(Data entries for graphics)

<<<<

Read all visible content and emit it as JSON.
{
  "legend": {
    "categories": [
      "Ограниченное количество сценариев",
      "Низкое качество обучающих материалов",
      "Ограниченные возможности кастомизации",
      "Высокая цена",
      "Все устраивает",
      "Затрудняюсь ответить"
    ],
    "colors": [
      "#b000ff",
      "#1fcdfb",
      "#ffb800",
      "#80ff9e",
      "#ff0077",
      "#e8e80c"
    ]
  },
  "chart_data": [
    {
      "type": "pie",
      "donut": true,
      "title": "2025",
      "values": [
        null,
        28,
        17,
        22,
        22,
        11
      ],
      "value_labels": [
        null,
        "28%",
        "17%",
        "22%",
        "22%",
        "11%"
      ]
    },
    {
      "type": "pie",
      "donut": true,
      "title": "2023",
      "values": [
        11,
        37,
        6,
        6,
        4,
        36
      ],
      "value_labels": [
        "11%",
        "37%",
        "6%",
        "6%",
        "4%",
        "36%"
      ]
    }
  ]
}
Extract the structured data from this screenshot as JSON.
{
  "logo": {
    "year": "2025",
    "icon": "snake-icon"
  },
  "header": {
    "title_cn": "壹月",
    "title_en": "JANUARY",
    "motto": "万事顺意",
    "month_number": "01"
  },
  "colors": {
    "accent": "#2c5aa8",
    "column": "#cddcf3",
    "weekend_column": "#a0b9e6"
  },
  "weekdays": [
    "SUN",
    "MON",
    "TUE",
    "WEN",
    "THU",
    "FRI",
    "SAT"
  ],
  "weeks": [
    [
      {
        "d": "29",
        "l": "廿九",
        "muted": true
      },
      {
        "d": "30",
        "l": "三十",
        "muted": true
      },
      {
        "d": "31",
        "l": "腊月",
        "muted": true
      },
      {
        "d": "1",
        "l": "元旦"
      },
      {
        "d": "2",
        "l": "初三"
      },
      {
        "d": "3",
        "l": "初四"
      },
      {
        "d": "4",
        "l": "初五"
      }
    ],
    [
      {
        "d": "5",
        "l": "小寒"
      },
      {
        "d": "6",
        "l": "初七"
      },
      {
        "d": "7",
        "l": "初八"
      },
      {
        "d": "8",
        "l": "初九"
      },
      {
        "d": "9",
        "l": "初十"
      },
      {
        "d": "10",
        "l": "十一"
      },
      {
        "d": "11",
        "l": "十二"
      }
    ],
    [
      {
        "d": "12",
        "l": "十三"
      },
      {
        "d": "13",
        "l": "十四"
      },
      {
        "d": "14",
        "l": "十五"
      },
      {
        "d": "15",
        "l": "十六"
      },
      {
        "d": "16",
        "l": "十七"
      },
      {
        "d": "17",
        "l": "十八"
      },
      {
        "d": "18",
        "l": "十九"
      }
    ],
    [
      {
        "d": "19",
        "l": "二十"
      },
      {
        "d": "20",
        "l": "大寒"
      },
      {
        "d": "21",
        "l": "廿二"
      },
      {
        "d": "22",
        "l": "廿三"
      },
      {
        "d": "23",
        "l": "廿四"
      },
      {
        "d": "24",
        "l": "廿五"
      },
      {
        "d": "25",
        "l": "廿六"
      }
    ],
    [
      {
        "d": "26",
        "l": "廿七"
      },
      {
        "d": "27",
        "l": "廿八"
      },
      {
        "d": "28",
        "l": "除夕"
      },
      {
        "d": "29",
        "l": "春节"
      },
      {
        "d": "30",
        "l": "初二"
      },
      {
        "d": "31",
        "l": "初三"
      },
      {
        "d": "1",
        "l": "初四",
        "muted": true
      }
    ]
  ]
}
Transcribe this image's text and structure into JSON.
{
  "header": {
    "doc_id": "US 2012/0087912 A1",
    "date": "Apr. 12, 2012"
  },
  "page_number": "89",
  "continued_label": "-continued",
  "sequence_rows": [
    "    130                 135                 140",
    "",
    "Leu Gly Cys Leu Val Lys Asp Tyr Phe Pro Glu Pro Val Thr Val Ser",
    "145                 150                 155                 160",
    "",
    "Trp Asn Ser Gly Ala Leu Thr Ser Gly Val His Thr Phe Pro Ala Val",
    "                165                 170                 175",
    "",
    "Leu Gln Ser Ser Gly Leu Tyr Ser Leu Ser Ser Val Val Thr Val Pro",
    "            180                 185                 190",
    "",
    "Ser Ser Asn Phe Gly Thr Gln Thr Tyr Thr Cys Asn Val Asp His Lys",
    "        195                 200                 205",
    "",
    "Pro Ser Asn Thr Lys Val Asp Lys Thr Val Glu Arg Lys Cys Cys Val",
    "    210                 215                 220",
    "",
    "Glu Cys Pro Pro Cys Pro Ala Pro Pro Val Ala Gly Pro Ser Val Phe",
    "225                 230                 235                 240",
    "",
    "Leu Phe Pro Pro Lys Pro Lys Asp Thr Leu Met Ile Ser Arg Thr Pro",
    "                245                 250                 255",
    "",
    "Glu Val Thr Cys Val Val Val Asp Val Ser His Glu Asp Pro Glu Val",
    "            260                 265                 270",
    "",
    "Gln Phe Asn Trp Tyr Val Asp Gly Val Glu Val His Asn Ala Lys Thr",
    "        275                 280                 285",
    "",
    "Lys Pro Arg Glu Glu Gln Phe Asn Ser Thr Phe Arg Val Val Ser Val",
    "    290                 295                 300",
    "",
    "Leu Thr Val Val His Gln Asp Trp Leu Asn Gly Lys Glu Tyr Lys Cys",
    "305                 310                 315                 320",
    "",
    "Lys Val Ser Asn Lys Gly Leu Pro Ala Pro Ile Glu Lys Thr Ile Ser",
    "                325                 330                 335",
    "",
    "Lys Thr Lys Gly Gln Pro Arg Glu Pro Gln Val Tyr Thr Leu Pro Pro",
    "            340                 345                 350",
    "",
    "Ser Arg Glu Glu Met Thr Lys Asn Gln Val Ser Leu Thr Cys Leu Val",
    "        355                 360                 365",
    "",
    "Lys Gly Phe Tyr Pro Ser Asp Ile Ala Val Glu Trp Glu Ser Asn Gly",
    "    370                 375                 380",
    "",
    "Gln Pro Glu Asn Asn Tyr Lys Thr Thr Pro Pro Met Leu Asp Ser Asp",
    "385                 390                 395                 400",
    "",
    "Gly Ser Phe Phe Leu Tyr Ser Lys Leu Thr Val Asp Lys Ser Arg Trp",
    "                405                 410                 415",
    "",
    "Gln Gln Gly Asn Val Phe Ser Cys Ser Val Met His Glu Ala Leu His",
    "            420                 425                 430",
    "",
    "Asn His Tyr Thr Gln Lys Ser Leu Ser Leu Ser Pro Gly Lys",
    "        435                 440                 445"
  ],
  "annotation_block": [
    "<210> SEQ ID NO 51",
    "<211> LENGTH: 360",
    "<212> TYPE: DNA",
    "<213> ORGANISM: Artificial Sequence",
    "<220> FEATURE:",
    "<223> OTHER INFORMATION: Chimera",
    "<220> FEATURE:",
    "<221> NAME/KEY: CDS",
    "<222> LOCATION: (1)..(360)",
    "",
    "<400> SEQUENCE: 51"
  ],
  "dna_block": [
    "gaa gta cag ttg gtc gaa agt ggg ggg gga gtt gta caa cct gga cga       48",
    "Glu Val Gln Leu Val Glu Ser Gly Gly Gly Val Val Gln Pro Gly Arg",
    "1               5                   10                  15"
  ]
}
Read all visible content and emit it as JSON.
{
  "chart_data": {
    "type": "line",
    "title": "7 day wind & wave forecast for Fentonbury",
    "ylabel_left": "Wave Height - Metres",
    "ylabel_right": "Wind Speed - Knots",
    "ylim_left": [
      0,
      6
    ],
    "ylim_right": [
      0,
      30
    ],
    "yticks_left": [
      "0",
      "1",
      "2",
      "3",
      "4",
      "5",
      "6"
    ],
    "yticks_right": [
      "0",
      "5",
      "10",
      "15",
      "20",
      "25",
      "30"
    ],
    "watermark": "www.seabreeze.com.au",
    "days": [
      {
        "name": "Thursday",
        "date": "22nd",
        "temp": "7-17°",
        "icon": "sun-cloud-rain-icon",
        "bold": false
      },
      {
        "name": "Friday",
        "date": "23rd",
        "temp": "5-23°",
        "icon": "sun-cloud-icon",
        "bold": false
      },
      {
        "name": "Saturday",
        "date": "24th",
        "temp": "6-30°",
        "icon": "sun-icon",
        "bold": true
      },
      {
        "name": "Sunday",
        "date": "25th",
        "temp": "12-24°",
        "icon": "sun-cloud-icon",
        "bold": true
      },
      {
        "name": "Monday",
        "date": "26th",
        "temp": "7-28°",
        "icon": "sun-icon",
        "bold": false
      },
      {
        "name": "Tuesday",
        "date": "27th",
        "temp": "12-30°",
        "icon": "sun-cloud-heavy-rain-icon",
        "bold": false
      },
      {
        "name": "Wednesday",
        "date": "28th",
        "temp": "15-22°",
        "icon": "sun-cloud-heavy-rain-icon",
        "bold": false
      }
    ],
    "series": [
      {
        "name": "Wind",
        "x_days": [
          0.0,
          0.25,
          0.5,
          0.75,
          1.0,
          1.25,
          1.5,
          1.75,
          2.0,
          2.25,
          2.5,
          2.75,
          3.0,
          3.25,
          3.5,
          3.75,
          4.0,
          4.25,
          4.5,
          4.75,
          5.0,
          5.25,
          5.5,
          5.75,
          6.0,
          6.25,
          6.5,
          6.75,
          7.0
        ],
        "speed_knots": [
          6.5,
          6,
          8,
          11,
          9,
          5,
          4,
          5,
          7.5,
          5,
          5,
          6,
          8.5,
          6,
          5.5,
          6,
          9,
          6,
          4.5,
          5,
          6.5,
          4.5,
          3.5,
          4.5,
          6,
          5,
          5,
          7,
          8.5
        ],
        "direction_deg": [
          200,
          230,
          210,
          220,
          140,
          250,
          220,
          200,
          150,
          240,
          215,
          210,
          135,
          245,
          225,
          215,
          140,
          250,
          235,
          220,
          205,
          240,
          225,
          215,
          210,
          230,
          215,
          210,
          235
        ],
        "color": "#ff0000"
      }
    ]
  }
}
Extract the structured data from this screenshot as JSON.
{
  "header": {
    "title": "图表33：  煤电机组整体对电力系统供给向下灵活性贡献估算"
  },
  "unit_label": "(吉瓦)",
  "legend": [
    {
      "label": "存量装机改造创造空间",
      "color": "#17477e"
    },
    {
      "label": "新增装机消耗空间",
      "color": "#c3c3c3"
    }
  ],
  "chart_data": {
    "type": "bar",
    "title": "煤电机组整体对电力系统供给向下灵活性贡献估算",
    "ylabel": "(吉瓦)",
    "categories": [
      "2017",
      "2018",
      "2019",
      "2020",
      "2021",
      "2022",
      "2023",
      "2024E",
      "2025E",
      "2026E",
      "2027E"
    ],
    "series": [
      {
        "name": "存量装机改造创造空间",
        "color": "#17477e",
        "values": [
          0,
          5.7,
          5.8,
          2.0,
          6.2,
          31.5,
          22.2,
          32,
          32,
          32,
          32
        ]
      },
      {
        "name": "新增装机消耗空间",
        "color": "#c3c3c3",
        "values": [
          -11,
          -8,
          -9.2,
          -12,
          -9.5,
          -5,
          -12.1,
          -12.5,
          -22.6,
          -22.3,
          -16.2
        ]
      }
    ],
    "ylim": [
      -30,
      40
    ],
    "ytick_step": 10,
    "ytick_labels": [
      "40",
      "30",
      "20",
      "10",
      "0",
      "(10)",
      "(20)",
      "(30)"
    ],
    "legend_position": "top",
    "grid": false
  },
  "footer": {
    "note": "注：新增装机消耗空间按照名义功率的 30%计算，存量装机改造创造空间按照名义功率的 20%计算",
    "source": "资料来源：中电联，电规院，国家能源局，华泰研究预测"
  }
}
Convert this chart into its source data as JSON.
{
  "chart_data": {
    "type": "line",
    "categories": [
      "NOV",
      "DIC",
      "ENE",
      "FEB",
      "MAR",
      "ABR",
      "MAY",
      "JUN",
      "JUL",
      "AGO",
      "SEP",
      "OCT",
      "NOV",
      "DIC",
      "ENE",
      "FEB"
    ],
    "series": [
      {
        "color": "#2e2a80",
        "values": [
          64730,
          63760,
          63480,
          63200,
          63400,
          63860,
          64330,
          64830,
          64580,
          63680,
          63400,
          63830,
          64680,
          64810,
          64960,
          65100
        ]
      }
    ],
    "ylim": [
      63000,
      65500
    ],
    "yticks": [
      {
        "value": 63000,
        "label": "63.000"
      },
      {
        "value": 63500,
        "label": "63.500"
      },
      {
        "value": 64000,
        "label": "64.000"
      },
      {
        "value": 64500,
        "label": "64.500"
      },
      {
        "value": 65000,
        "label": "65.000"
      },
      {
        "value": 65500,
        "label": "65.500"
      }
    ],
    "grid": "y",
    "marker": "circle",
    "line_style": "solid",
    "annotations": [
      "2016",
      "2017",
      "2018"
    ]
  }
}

>>>>

> _Stated exercise_
Identify the lines above that contain the word "date", then copy them.

> _The solution_
    "date": "Apr. 12, 2012"
        "date": "22nd",
        "date": "23rd",
        "date": "24th",
        "date": "25th",
        "date": "26th",
        "date": "27th",
        "date": "28th",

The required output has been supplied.